> _What is expected_: Return all of the data exactly, with nothing left out but the pictures.

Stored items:

— start —

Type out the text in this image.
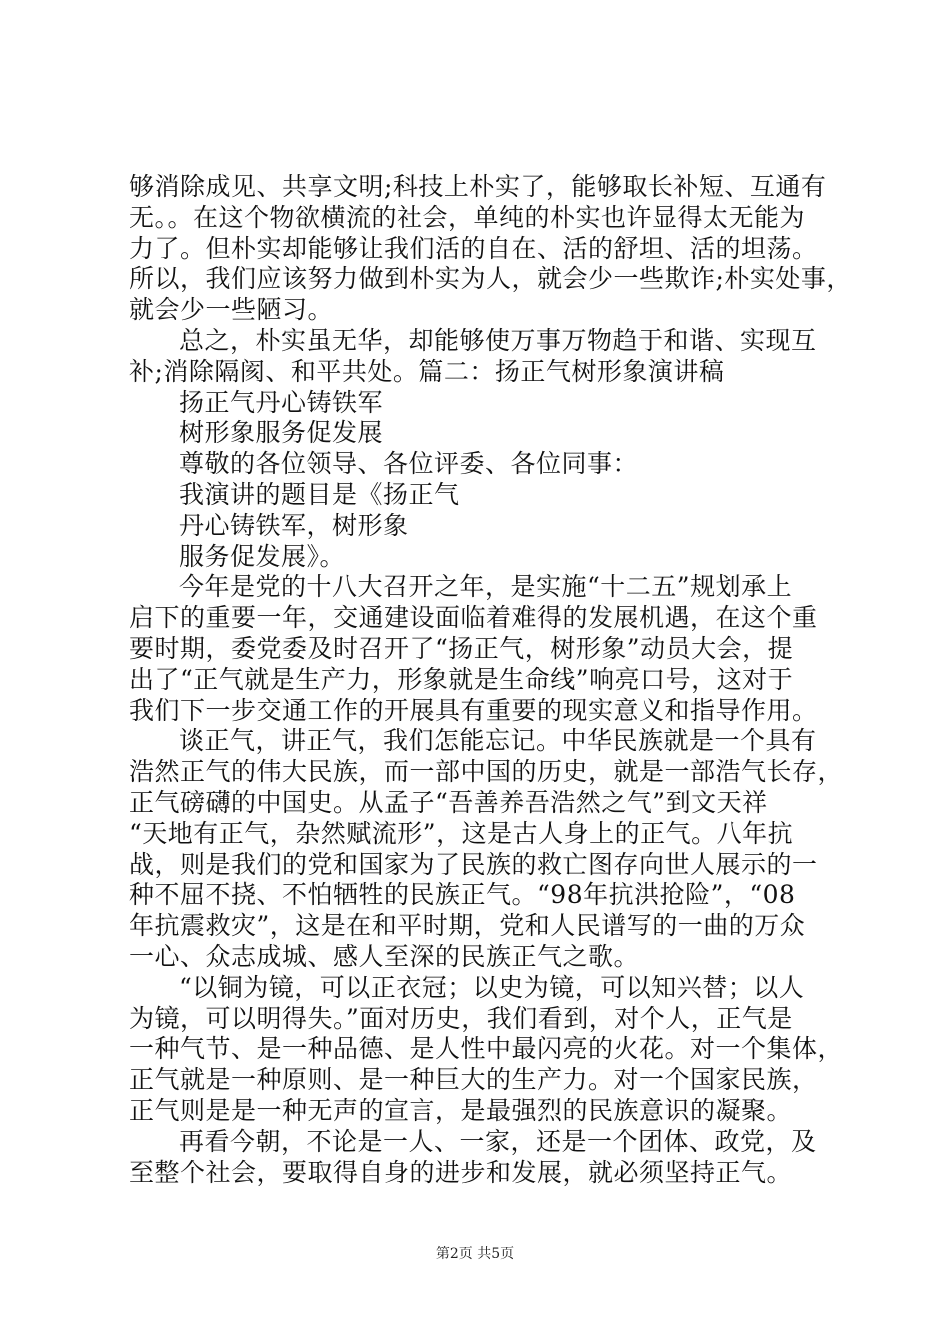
够消除成见、共享文明;科技上朴实了，能够取长补短、互通有
无。。在这个物欲横流的社会，单纯的朴实也许显得太无能为
力了。但朴实却能够让我们活的自在、活的舒坦、活的坦荡。
所以，我们应该努力做到朴实为人，就会少一些欺诈;朴实处事，
就会少一些陋习。
总之，朴实虽无华，却能够使万事万物趋于和谐、实现互
补;消除隔阂、和平共处。篇二：扬正气树形象演讲稿
扬正气丹心铸铁军
树形象服务促发展
尊敬的各位领导、各位评委、各位同事：
我演讲的题目是《扬正气
丹心铸铁军，树形象
服务促发展》。
今年是党的十八大召开之年，是实施“十二五”规划承上
启下的重要一年，交通建设面临着难得的发展机遇，在这个重
要时期，委党委及时召开了“扬正气，树形象”动员大会，提
出了“正气就是生产力，形象就是生命线”响亮口号，这对于
我们下一步交通工作的开展具有重要的现实意义和指导作用。
谈正气，讲正气，我们怎能忘记。中华民族就是一个具有
浩然正气的伟大民族，而一部中国的历史，就是一部浩气长存，
正气磅礴的中国史。从孟子“吾善养吾浩然之气”到文天祥
“天地有正气，杂然赋流形”，这是古人身上的正气。八年抗
战，则是我们的党和国家为了民族的救亡图存向世人展示的一
种不屈不挠、不怕牺牲的民族正气。“98年抗洪抢险”，“08
年抗震救灾”，这是在和平时期，党和人民谱写的一曲的万众
一心、众志成城、感人至深的民族正气之歌。
“以铜为镜，可以正衣冠；以史为镜，可以知兴替；以人
为镜，可以明得失。”面对历史，我们看到，对个人，正气是
一种气节、是一种品德、是人性中最闪亮的火花。对一个集体，
正气就是一种原则、是一种巨大的生产力。对一个国家民族，
正气则是是一种无声的宣言，是最强烈的民族意识的凝聚。
再看今朝，不论是一人、一家，还是一个团体、政党，及
至整个社会，要取得自身的进步和发展，就必须坚持正气。
第2页 共5页
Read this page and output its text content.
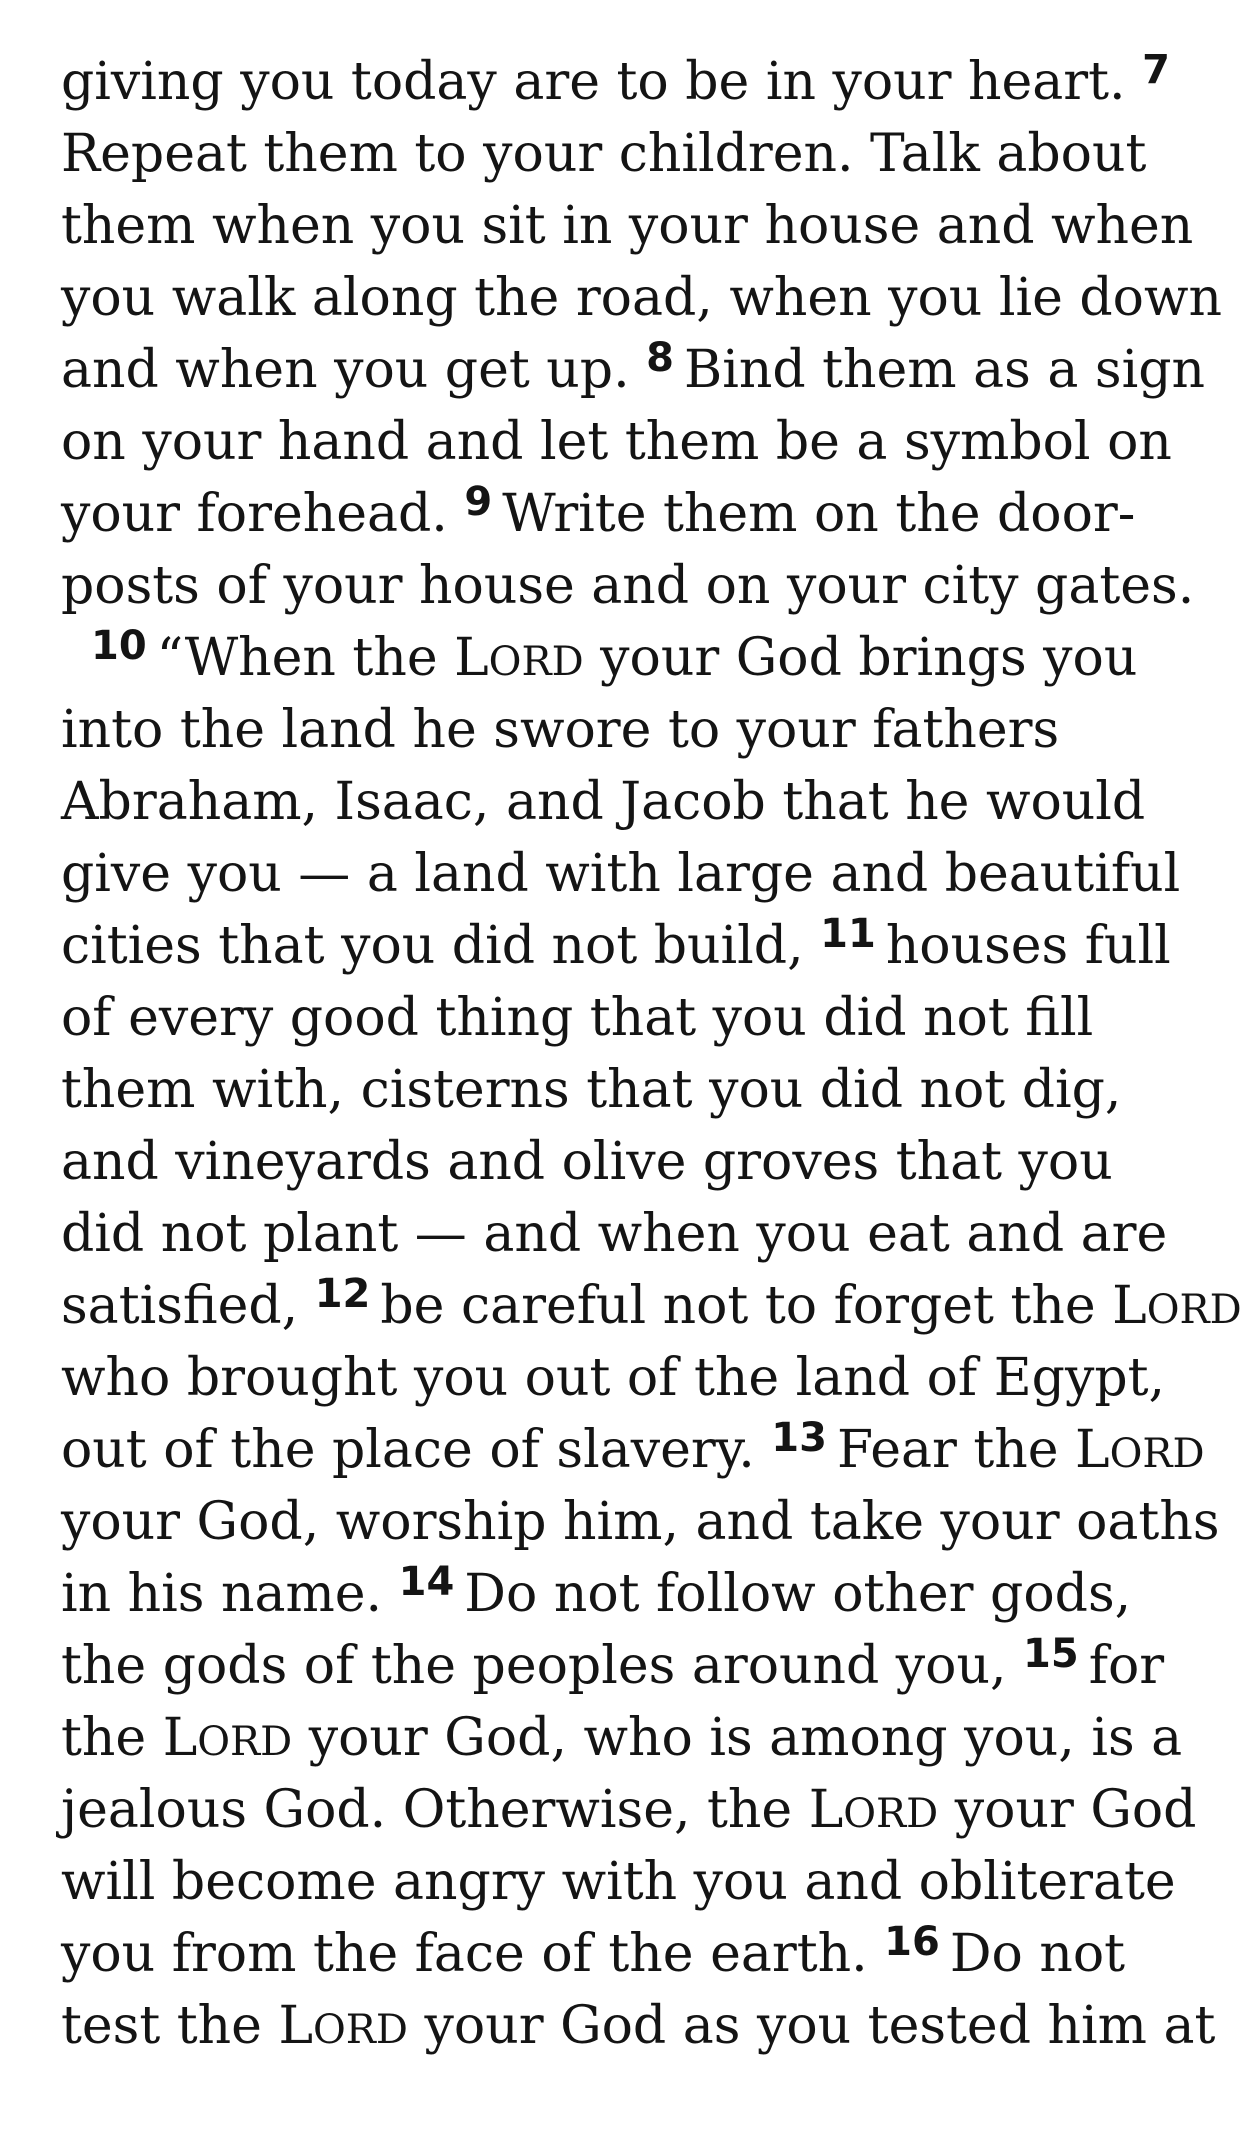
giving you today are to be in your heart. $^7$
Repeat them to your children. Talk about
them when you sit in your house and when
you walk along the road, when you lie down
and when you get up. $^8$ Bind them as a sign
on your hand and let them be a symbol on
your forehead. $^9$ Write them on the door-
posts of your house and on your city gates.
$^{10}$ “When the LORD your God brings you
into the land he swore to your fathers
Abraham, Isaac, and Jacob that he would
give you — a land with large and beautiful
cities that you did not build, $^{11}$ houses full
of every good thing that you did not fill
them with, cisterns that you did not dig,
and vineyards and olive groves that you
did not plant — and when you eat and are
satisfied, $^{12}$ be careful not to forget the LORD
who brought you out of the land of Egypt,
out of the place of slavery. $^{13}$ Fear the LORD
your God, worship him, and take your oaths
in his name. $^{14}$ Do not follow other gods,
the gods of the peoples around you, $^{15}$ for
the LORD your God, who is among you, is a
jealous God. Otherwise, the LORD your God
will become angry with you and obliterate
you from the face of the earth. $^{16}$ Do not
test the LORD your God as you tested him at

— end —

> _Reply to the exercise_:
Type out the text in this image.
够消除成见、共享文明;科技上朴实了，能够取长补短、互通有
无。。在这个物欲横流的社会，单纯的朴实也许显得太无能为
力了。但朴实却能够让我们活的自在、活的舒坦、活的坦荡。
所以，我们应该努力做到朴实为人，就会少一些欺诈;朴实处事，
就会少一些陋习。
总之，朴实虽无华，却能够使万事万物趋于和谐、实现互
补;消除隔阂、和平共处。篇二：扬正气树形象演讲稿
扬正气丹心铸铁军
树形象服务促发展
尊敬的各位领导、各位评委、各位同事：
我演讲的题目是《扬正气
丹心铸铁军，树形象
服务促发展》。
今年是党的十八大召开之年，是实施“十二五”规划承上
启下的重要一年，交通建设面临着难得的发展机遇，在这个重
要时期，委党委及时召开了“扬正气，树形象”动员大会，提
出了“正气就是生产力，形象就是生命线”响亮口号，这对于
我们下一步交通工作的开展具有重要的现实意义和指导作用。
谈正气，讲正气，我们怎能忘记。中华民族就是一个具有
浩然正气的伟大民族，而一部中国的历史，就是一部浩气长存，
正气磅礴的中国史。从孟子“吾善养吾浩然之气”到文天祥
“天地有正气，杂然赋流形”，这是古人身上的正气。八年抗
战，则是我们的党和国家为了民族的救亡图存向世人展示的一
种不屈不挠、不怕牺牲的民族正气。“98年抗洪抢险”，“08
年抗震救灾”，这是在和平时期，党和人民谱写的一曲的万众
一心、众志成城、感人至深的民族正气之歌。
“以铜为镜，可以正衣冠；以史为镜，可以知兴替；以人
为镜，可以明得失。”面对历史，我们看到，对个人，正气是
一种气节、是一种品德、是人性中最闪亮的火花。对一个集体，
正气就是一种原则、是一种巨大的生产力。对一个国家民族，
正气则是是一种无声的宣言，是最强烈的民族意识的凝聚。
再看今朝，不论是一人、一家，还是一个团体、政党，及
至整个社会，要取得自身的进步和发展，就必须坚持正气。
第2页 共5页
Read this page and output its text content.
giving you today are to be in your heart. $^7$
Repeat them to your children. Talk about
them when you sit in your house and when
you walk along the road, when you lie down
and when you get up. $^8$ Bind them as a sign
on your hand and let them be a symbol on
your forehead. $^9$ Write them on the door-
posts of your house and on your city gates.
$^{10}$ “When the LORD your God brings you
into the land he swore to your fathers
Abraham, Isaac, and Jacob that he would
give you — a land with large and beautiful
cities that you did not build, $^{11}$ houses full
of every good thing that you did not fill
them with, cisterns that you did not dig,
and vineyards and olive groves that you
did not plant — and when you eat and are
satisfied, $^{12}$ be careful not to forget the LORD
who brought you out of the land of Egypt,
out of the place of slavery. $^{13}$ Fear the LORD
your God, worship him, and take your oaths
in his name. $^{14}$ Do not follow other gods,
the gods of the peoples around you, $^{15}$ for
the LORD your God, who is among you, is a
jealous God. Otherwise, the LORD your God
will become angry with you and obliterate
you from the face of the earth. $^{16}$ Do not
test the LORD your God as you tested him at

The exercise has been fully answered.